TASK TO CARRY OUT:
Edit the records below by replacing every occurrence of "volume-bar" with "volume-column". Leave everything else unchanged.

THE INPUT:
********************

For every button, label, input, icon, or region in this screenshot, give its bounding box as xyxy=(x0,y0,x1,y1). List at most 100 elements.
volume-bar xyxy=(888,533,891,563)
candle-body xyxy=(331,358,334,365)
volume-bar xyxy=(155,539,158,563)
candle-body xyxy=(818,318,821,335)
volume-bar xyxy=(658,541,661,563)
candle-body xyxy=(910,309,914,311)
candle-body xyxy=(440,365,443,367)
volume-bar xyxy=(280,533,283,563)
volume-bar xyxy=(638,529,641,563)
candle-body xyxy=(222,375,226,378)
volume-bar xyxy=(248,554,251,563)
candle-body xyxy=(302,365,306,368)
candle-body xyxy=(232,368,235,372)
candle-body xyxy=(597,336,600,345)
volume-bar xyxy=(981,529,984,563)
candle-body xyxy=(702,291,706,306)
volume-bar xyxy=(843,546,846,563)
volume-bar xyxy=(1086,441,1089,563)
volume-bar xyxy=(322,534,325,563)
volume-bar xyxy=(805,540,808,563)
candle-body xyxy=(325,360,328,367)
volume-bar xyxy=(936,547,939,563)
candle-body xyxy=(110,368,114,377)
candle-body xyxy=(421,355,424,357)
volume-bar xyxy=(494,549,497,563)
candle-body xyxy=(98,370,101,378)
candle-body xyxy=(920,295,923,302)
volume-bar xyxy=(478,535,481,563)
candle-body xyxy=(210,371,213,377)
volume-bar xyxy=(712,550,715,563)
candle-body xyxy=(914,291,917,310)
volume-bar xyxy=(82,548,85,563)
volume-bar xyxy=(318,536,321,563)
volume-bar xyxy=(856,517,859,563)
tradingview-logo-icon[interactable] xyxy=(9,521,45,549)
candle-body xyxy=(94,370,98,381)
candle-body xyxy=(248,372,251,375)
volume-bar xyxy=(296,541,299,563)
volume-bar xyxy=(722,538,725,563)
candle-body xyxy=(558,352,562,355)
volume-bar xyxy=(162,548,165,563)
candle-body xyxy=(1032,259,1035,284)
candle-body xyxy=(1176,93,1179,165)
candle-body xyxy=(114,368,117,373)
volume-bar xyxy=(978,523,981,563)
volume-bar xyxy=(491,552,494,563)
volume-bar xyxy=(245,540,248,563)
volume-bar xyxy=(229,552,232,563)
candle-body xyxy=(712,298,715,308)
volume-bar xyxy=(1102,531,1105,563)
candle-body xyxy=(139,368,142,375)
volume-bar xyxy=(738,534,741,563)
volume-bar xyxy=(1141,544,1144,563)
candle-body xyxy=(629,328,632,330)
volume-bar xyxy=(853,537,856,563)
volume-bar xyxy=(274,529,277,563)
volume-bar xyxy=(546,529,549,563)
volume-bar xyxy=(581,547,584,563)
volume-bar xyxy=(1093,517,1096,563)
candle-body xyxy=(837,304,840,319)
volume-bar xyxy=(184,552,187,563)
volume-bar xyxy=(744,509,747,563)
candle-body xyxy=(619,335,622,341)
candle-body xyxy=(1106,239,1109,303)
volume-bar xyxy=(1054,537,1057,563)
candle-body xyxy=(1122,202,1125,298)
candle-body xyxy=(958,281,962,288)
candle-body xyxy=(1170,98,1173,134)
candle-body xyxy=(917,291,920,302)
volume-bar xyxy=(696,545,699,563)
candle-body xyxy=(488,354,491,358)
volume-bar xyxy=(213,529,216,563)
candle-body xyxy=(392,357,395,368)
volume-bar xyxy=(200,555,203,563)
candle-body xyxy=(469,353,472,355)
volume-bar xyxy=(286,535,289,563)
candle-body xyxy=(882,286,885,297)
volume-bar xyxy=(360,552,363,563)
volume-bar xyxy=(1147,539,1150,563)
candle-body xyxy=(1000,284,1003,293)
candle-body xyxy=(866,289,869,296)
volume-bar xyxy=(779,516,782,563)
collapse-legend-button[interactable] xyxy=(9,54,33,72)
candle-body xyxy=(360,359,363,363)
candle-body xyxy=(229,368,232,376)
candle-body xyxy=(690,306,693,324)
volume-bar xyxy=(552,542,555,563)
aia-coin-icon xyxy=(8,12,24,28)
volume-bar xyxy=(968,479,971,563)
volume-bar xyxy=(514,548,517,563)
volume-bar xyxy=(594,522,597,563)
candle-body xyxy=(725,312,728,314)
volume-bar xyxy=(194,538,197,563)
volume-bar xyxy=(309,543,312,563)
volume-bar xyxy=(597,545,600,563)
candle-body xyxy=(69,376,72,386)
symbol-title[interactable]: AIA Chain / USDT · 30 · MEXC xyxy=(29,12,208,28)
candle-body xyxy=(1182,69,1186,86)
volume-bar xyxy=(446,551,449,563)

********************

EXPECTED ANSWER:
For every button, label, input, icon, or region in this screenshot, give its bounding box as xyxy=(x0,y0,x1,y1). List at most 100 elements.
volume-column xyxy=(888,533,891,563)
candle-body xyxy=(331,358,334,365)
volume-column xyxy=(155,539,158,563)
candle-body xyxy=(818,318,821,335)
volume-column xyxy=(658,541,661,563)
candle-body xyxy=(910,309,914,311)
candle-body xyxy=(440,365,443,367)
volume-column xyxy=(280,533,283,563)
volume-column xyxy=(638,529,641,563)
candle-body xyxy=(222,375,226,378)
volume-column xyxy=(248,554,251,563)
candle-body xyxy=(302,365,306,368)
candle-body xyxy=(232,368,235,372)
candle-body xyxy=(597,336,600,345)
volume-column xyxy=(981,529,984,563)
candle-body xyxy=(702,291,706,306)
volume-column xyxy=(843,546,846,563)
volume-column xyxy=(1086,441,1089,563)
volume-column xyxy=(322,534,325,563)
volume-column xyxy=(805,540,808,563)
candle-body xyxy=(325,360,328,367)
volume-column xyxy=(936,547,939,563)
candle-body xyxy=(110,368,114,377)
candle-body xyxy=(421,355,424,357)
volume-column xyxy=(494,549,497,563)
candle-body xyxy=(98,370,101,378)
candle-body xyxy=(920,295,923,302)
volume-column xyxy=(478,535,481,563)
candle-body xyxy=(210,371,213,377)
volume-column xyxy=(712,550,715,563)
candle-body xyxy=(914,291,917,310)
volume-column xyxy=(82,548,85,563)
volume-column xyxy=(318,536,321,563)
volume-column xyxy=(856,517,859,563)
tradingview-logo-icon[interactable] xyxy=(9,521,45,549)
candle-body xyxy=(94,370,98,381)
candle-body xyxy=(248,372,251,375)
volume-column xyxy=(296,541,299,563)
volume-column xyxy=(722,538,725,563)
candle-body xyxy=(558,352,562,355)
volume-column xyxy=(162,548,165,563)
candle-body xyxy=(1032,259,1035,284)
candle-body xyxy=(1176,93,1179,165)
candle-body xyxy=(114,368,117,373)
volume-column xyxy=(978,523,981,563)
volume-column xyxy=(491,552,494,563)
volume-column xyxy=(245,540,248,563)
volume-column xyxy=(229,552,232,563)
candle-body xyxy=(712,298,715,308)
volume-column xyxy=(1102,531,1105,563)
candle-body xyxy=(139,368,142,375)
volume-column xyxy=(738,534,741,563)
volume-column xyxy=(1141,544,1144,563)
candle-body xyxy=(629,328,632,330)
volume-column xyxy=(853,537,856,563)
volume-column xyxy=(274,529,277,563)
volume-column xyxy=(546,529,549,563)
volume-column xyxy=(581,547,584,563)
volume-column xyxy=(1093,517,1096,563)
candle-body xyxy=(837,304,840,319)
volume-column xyxy=(184,552,187,563)
volume-column xyxy=(744,509,747,563)
candle-body xyxy=(619,335,622,341)
candle-body xyxy=(1106,239,1109,303)
volume-column xyxy=(1054,537,1057,563)
candle-body xyxy=(1122,202,1125,298)
candle-body xyxy=(958,281,962,288)
candle-body xyxy=(1170,98,1173,134)
candle-body xyxy=(917,291,920,302)
volume-column xyxy=(696,545,699,563)
candle-body xyxy=(488,354,491,358)
volume-column xyxy=(213,529,216,563)
candle-body xyxy=(392,357,395,368)
volume-column xyxy=(200,555,203,563)
candle-body xyxy=(469,353,472,355)
volume-column xyxy=(286,535,289,563)
candle-body xyxy=(882,286,885,297)
volume-column xyxy=(360,552,363,563)
volume-column xyxy=(1147,539,1150,563)
candle-body xyxy=(1000,284,1003,293)
candle-body xyxy=(866,289,869,296)
volume-column xyxy=(779,516,782,563)
collapse-legend-button[interactable] xyxy=(9,54,33,72)
candle-body xyxy=(360,359,363,363)
candle-body xyxy=(229,368,232,376)
candle-body xyxy=(690,306,693,324)
volume-column xyxy=(552,542,555,563)
aia-coin-icon xyxy=(8,12,24,28)
volume-column xyxy=(968,479,971,563)
volume-column xyxy=(514,548,517,563)
volume-column xyxy=(594,522,597,563)
candle-body xyxy=(725,312,728,314)
volume-column xyxy=(194,538,197,563)
volume-column xyxy=(309,543,312,563)
volume-column xyxy=(597,545,600,563)
candle-body xyxy=(69,376,72,386)
symbol-title[interactable]: AIA Chain / USDT · 30 · MEXC xyxy=(29,12,208,28)
candle-body xyxy=(1182,69,1186,86)
volume-column xyxy=(446,551,449,563)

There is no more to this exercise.